## WHAT TO DO
Go through the records and copy each line where the word "bitli" occurs.

[Data items]
········

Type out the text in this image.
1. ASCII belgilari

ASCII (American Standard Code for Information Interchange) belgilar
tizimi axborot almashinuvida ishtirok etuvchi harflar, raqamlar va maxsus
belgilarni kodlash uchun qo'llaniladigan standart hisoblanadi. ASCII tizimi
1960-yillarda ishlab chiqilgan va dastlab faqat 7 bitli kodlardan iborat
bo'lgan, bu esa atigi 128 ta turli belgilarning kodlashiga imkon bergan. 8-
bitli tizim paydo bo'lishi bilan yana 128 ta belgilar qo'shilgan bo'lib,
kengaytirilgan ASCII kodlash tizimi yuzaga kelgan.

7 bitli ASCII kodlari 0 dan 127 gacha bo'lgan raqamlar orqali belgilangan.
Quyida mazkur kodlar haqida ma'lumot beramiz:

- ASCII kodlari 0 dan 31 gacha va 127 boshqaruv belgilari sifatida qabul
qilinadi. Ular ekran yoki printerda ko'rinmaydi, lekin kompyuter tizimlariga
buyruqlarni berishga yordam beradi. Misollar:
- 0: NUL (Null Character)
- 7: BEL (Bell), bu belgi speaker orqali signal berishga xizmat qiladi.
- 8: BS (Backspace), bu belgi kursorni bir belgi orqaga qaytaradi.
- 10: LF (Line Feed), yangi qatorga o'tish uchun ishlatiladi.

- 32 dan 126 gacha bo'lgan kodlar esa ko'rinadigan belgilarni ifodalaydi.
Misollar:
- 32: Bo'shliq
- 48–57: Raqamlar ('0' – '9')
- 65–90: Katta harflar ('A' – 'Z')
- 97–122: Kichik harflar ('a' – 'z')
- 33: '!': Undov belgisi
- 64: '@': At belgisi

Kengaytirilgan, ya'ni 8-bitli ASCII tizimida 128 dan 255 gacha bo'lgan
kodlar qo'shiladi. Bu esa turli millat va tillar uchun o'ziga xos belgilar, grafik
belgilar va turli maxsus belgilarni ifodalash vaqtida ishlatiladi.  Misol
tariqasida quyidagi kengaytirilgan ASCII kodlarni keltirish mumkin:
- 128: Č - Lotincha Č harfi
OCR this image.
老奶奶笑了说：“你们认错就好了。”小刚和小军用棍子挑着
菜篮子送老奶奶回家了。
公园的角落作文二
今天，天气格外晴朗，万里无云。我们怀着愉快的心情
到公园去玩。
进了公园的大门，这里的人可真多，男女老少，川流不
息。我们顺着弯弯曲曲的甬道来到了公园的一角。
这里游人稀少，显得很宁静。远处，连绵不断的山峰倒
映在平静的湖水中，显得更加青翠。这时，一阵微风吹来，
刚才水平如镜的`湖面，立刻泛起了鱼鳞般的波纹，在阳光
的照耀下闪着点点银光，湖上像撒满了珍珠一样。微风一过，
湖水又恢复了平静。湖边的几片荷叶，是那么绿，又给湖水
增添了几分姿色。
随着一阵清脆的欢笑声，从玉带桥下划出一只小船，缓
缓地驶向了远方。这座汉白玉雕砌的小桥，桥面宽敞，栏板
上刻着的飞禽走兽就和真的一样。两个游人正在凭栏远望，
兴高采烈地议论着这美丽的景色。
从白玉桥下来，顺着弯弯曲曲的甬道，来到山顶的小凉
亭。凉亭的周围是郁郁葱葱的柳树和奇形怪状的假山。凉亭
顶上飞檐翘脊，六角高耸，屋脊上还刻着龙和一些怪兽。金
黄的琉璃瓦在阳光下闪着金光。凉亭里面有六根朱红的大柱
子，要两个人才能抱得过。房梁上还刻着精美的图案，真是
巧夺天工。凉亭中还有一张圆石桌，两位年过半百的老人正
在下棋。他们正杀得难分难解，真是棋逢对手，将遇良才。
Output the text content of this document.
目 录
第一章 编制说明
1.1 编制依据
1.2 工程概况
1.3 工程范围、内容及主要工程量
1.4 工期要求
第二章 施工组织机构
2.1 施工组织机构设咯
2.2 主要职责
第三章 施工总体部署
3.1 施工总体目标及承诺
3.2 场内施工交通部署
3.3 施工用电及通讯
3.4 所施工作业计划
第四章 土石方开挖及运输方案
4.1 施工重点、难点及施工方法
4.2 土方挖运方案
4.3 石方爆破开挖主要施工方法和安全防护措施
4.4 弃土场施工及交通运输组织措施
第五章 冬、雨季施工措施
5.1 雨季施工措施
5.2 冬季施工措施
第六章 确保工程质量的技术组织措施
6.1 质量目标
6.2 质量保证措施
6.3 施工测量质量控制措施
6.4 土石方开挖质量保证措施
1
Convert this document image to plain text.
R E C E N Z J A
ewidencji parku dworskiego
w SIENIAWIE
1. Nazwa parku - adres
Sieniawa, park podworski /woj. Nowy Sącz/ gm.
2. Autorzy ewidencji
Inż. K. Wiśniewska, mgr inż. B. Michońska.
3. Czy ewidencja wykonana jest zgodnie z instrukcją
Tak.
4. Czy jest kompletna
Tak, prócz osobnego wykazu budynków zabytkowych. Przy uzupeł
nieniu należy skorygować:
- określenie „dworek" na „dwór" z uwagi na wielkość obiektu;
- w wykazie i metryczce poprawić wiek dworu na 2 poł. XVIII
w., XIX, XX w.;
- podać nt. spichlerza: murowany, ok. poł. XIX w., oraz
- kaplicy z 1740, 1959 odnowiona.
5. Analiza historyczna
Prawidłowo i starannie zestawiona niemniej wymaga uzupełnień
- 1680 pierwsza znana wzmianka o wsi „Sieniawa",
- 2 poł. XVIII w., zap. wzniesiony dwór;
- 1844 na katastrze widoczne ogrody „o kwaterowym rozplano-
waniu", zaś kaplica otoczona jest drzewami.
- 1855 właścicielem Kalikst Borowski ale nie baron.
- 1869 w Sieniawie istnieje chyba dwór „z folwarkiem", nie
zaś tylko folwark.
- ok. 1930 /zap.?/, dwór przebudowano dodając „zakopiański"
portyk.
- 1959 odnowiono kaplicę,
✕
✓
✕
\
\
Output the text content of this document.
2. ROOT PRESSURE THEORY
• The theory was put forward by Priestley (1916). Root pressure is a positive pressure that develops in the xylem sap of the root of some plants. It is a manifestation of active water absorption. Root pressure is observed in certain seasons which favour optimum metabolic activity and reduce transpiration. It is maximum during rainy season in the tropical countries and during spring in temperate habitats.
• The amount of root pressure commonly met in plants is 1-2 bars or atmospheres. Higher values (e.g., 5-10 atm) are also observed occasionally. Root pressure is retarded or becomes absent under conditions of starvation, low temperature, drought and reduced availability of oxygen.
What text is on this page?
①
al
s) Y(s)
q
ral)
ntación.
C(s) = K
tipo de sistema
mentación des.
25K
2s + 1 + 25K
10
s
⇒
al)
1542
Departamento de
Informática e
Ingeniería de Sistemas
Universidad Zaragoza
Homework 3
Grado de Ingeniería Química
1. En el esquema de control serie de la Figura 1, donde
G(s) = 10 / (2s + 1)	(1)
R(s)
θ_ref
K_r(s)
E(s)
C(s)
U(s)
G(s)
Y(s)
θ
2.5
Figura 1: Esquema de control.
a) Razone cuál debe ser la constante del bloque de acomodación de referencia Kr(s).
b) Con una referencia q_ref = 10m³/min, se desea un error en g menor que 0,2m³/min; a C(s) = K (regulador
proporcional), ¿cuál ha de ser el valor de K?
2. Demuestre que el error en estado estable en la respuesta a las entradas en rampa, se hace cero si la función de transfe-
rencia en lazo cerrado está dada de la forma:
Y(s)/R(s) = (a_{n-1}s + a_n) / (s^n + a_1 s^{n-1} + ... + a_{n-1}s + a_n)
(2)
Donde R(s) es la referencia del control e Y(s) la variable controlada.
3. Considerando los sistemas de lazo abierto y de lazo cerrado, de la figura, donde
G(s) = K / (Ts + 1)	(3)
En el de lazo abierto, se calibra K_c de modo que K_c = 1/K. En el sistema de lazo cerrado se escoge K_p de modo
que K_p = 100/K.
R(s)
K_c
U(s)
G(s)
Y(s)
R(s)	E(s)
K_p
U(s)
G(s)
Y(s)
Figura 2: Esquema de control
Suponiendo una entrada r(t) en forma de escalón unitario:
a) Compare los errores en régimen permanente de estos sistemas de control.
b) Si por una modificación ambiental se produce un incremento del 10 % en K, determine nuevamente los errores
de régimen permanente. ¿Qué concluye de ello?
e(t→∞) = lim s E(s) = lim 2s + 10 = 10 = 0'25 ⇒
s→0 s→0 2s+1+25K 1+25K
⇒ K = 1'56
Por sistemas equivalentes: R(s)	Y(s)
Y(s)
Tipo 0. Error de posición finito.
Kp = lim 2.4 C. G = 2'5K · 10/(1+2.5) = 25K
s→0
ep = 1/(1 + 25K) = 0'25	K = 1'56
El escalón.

········

## RESULT BELOW
1960-yillarda ishlab chiqilgan va dastlab faqat 7 bitli kodlardan iborat
bitli tizim paydo bo'lishi bilan yana 128 ta belgilar qo'shilgan bo'lib,
7 bitli ASCII kodlari 0 dan 127 gacha bo'lgan raqamlar orqali belgilangan.
Kengaytirilgan, ya'ni 8-bitli ASCII tizimida 128 dan 255 gacha bo'lgan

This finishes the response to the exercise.